→ Stated task
Repeat the data that follows, word for word, without the images.

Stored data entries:
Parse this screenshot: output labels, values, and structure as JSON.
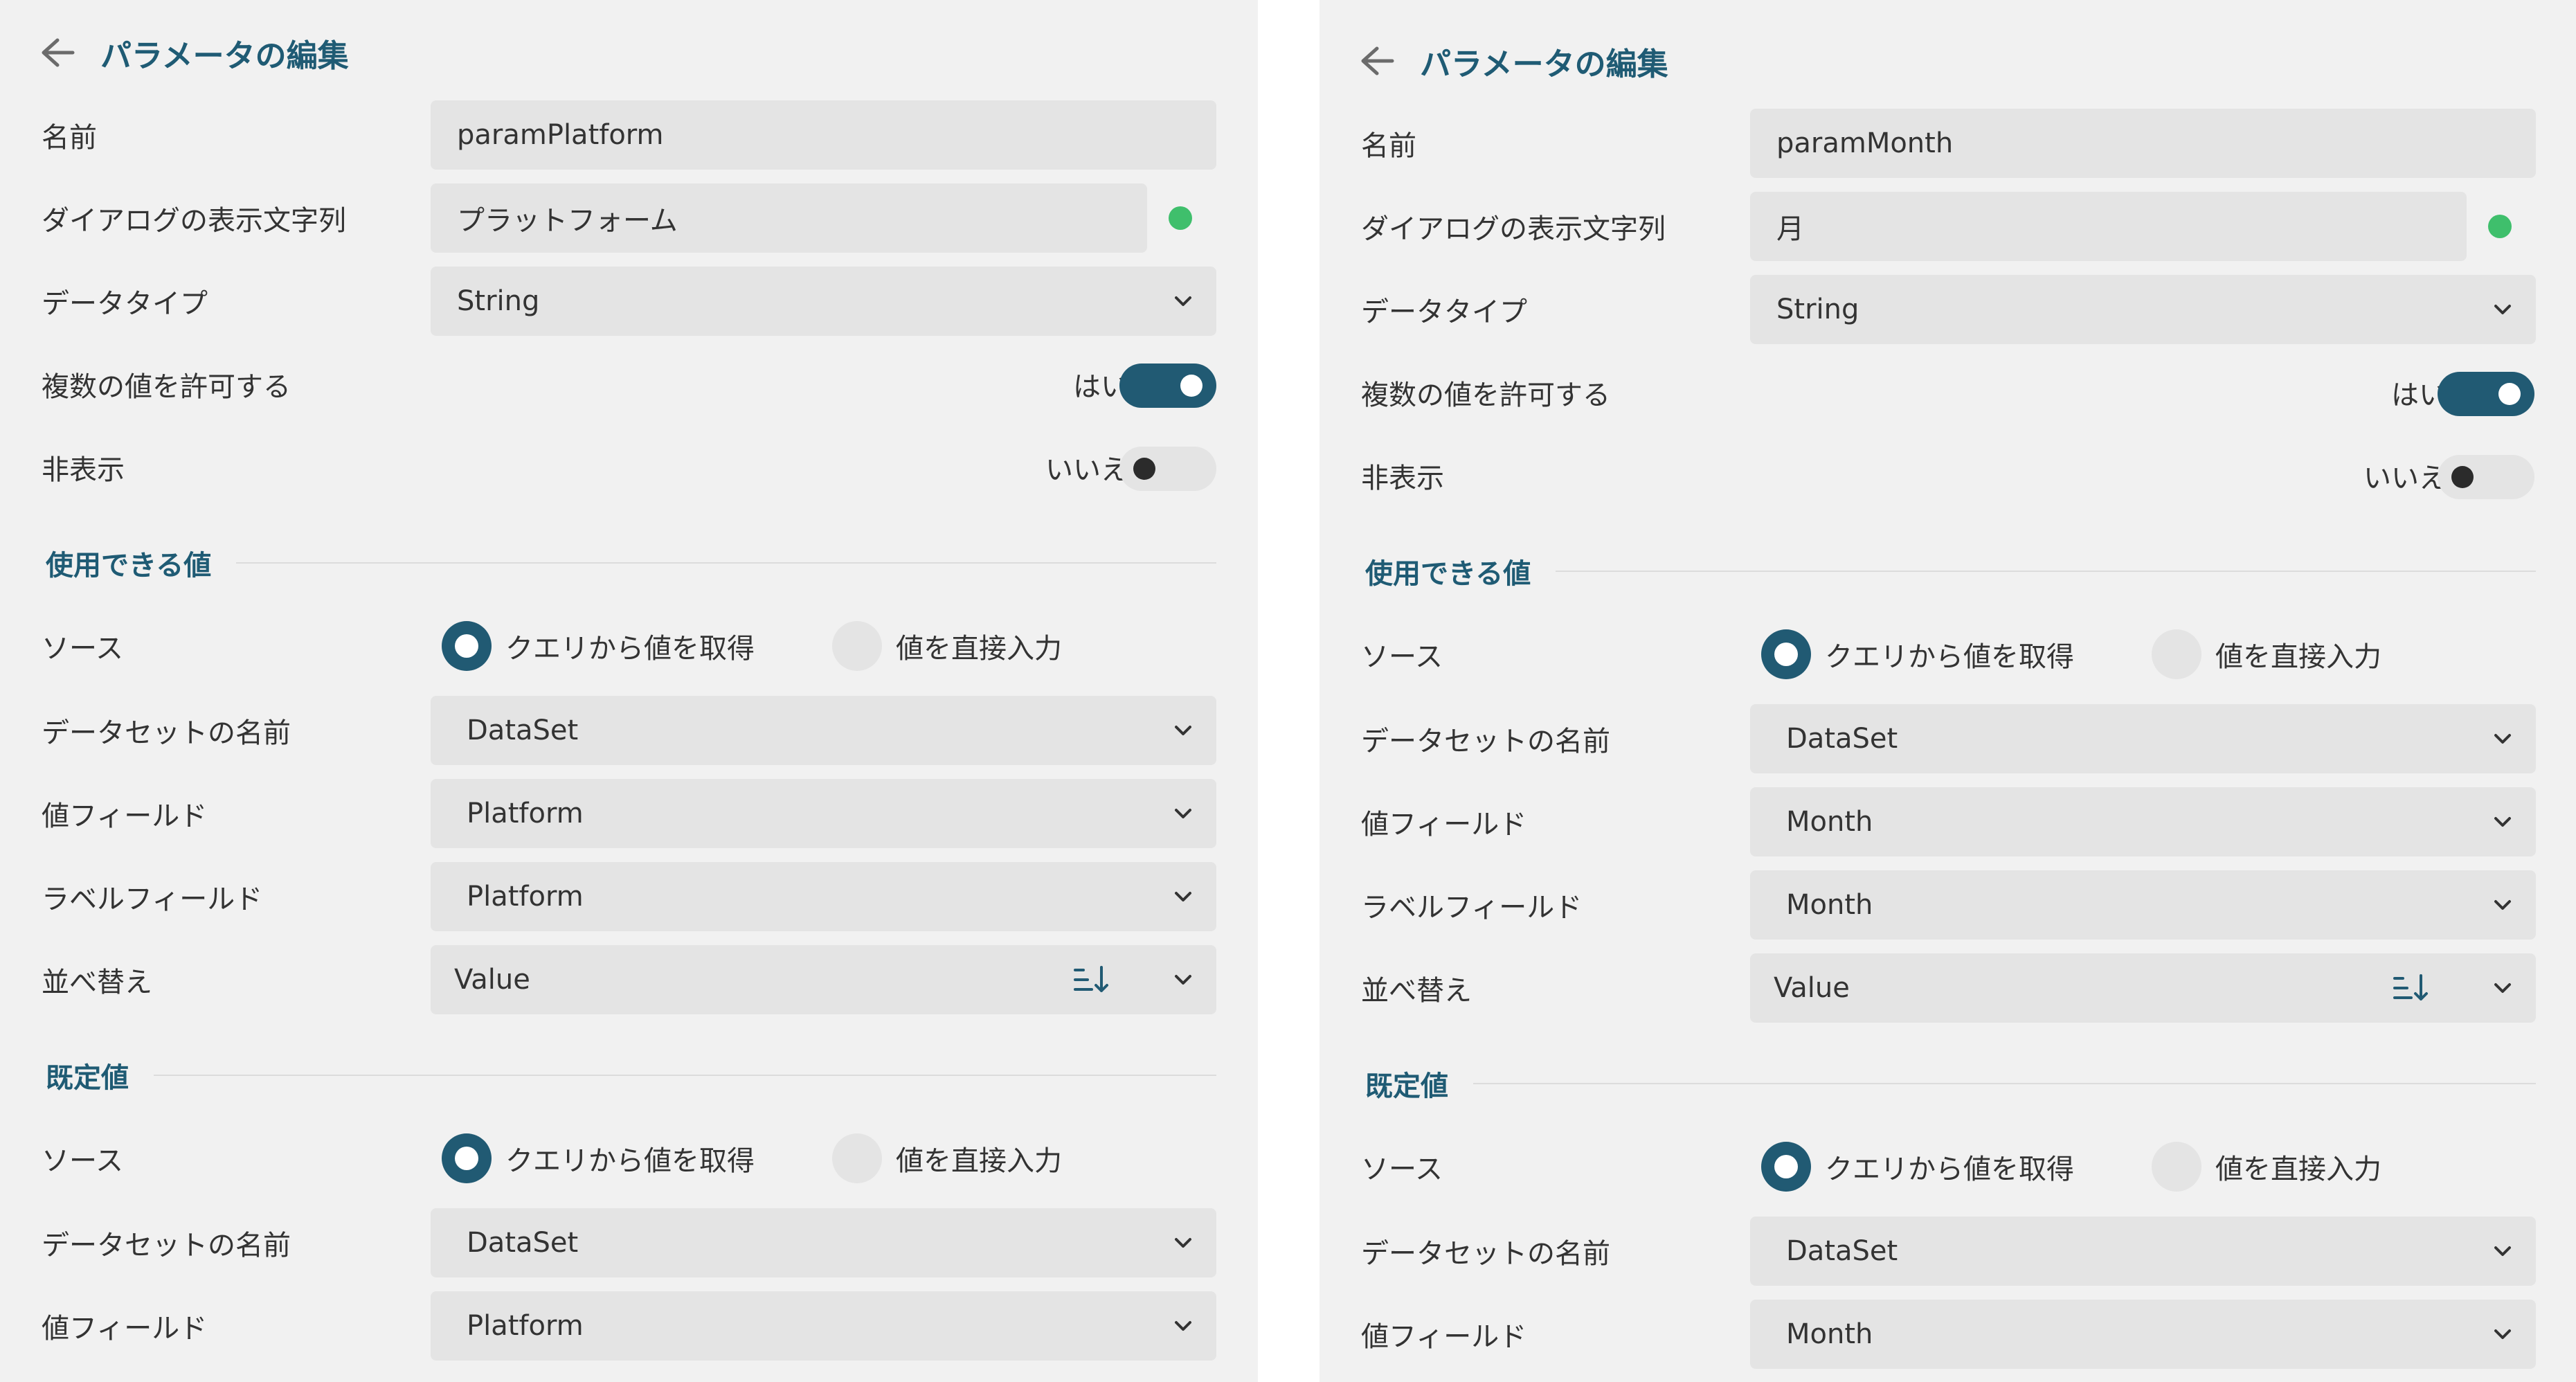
{
  "panels": [
    {
      "title": "パラメータの編集",
      "name_label": "名前",
      "name_value": "paramPlatform",
      "prompt_label": "ダイアログの表示文字列",
      "prompt_value": "プラットフォーム",
      "datatype_label": "データタイプ",
      "datatype_value": "String",
      "multi_label": "複数の値を許可する",
      "multi_state": "はい",
      "hidden_label": "非表示",
      "hidden_state": "いいえ",
      "available_section": "使用できる値",
      "source_label": "ソース",
      "source_opt_query": "クエリから値を取得",
      "source_opt_manual": "値を直接入力",
      "dataset_label": "データセットの名前",
      "dataset_value": "DataSet",
      "value_field_label": "値フィールド",
      "value_field_value": "Platform",
      "label_field_label": "ラベルフィールド",
      "label_field_value": "Platform",
      "sort_label": "並べ替え",
      "sort_value": "Value",
      "default_section": "既定値",
      "def_source_label": "ソース",
      "def_source_opt_query": "クエリから値を取得",
      "def_source_opt_manual": "値を直接入力",
      "def_dataset_label": "データセットの名前",
      "def_dataset_value": "DataSet",
      "def_value_field_label": "値フィールド",
      "def_value_field_value": "Platform"
    },
    {
      "title": "パラメータの編集",
      "name_label": "名前",
      "name_value": "paramMonth",
      "prompt_label": "ダイアログの表示文字列",
      "prompt_value": "月",
      "datatype_label": "データタイプ",
      "datatype_value": "String",
      "multi_label": "複数の値を許可する",
      "multi_state": "はい",
      "hidden_label": "非表示",
      "hidden_state": "いいえ",
      "available_section": "使用できる値",
      "source_label": "ソース",
      "source_opt_query": "クエリから値を取得",
      "source_opt_manual": "値を直接入力",
      "dataset_label": "データセットの名前",
      "dataset_value": "DataSet",
      "value_field_label": "値フィールド",
      "value_field_value": "Month",
      "label_field_label": "ラベルフィールド",
      "label_field_value": "Month",
      "sort_label": "並べ替え",
      "sort_value": "Value",
      "default_section": "既定値",
      "def_source_label": "ソース",
      "def_source_opt_query": "クエリから値を取得",
      "def_source_opt_manual": "値を直接入力",
      "def_dataset_label": "データセットの名前",
      "def_dataset_value": "DataSet",
      "def_value_field_label": "値フィールド",
      "def_value_field_value": "Month"
    }
  ],
  "icons": {
    "back": "arrow-left-icon",
    "dropdown": "chevron-down-icon",
    "sort": "sort-ascending-icon",
    "status": "status-dot"
  },
  "colors": {
    "accent": "#215a73",
    "title": "#1f5b74",
    "status_green": "#3fbf6c",
    "panel_bg": "#f1f1f1",
    "field_bg": "#e4e4e4"
  },
  "state": {
    "multi_enabled": true,
    "hidden_enabled": false,
    "available_source_selected": "query",
    "default_source_selected": "query"
  }
}
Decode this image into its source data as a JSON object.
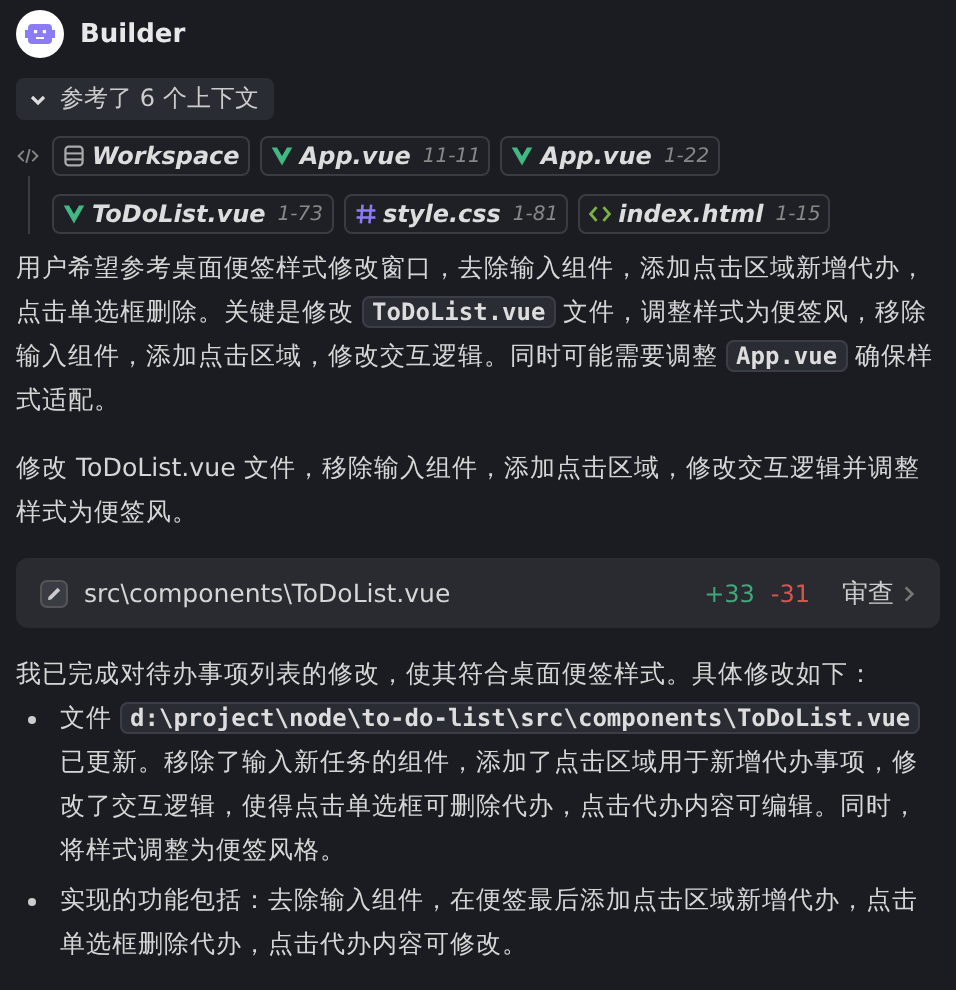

→ In response
Parse this screenshot: output labels, values, and structure as JSON.
{
  "panels": [
    {
      "title": "パラメータの編集",
      "name_label": "名前",
      "name_value": "paramPlatform",
      "prompt_label": "ダイアログの表示文字列",
      "prompt_value": "プラットフォーム",
      "datatype_label": "データタイプ",
      "datatype_value": "String",
      "multi_label": "複数の値を許可する",
      "multi_state": "はい",
      "hidden_label": "非表示",
      "hidden_state": "いいえ",
      "available_section": "使用できる値",
      "source_label": "ソース",
      "source_opt_query": "クエリから値を取得",
      "source_opt_manual": "値を直接入力",
      "dataset_label": "データセットの名前",
      "dataset_value": "DataSet",
      "value_field_label": "値フィールド",
      "value_field_value": "Platform",
      "label_field_label": "ラベルフィールド",
      "label_field_value": "Platform",
      "sort_label": "並べ替え",
      "sort_value": "Value",
      "default_section": "既定値",
      "def_source_label": "ソース",
      "def_source_opt_query": "クエリから値を取得",
      "def_source_opt_manual": "値を直接入力",
      "def_dataset_label": "データセットの名前",
      "def_dataset_value": "DataSet",
      "def_value_field_label": "値フィールド",
      "def_value_field_value": "Platform"
    },
    {
      "title": "パラメータの編集",
      "name_label": "名前",
      "name_value": "paramMonth",
      "prompt_label": "ダイアログの表示文字列",
      "prompt_value": "月",
      "datatype_label": "データタイプ",
      "datatype_value": "String",
      "multi_label": "複数の値を許可する",
      "multi_state": "はい",
      "hidden_label": "非表示",
      "hidden_state": "いいえ",
      "available_section": "使用できる値",
      "source_label": "ソース",
      "source_opt_query": "クエリから値を取得",
      "source_opt_manual": "値を直接入力",
      "dataset_label": "データセットの名前",
      "dataset_value": "DataSet",
      "value_field_label": "値フィールド",
      "value_field_value": "Month",
      "label_field_label": "ラベルフィールド",
      "label_field_value": "Month",
      "sort_label": "並べ替え",
      "sort_value": "Value",
      "default_section": "既定値",
      "def_source_label": "ソース",
      "def_source_opt_query": "クエリから値を取得",
      "def_source_opt_manual": "値を直接入力",
      "def_dataset_label": "データセットの名前",
      "def_dataset_value": "DataSet",
      "def_value_field_label": "値フィールド",
      "def_value_field_value": "Month"
    }
  ],
  "icons": {
    "back": "arrow-left-icon",
    "dropdown": "chevron-down-icon",
    "sort": "sort-ascending-icon",
    "status": "status-dot"
  },
  "colors": {
    "accent": "#215a73",
    "title": "#1f5b74",
    "status_green": "#3fbf6c",
    "panel_bg": "#f1f1f1",
    "field_bg": "#e4e4e4"
  },
  "state": {
    "multi_enabled": true,
    "hidden_enabled": false,
    "available_source_selected": "query",
    "default_source_selected": "query"
  }
}
Decode this image into its source data as a JSON object.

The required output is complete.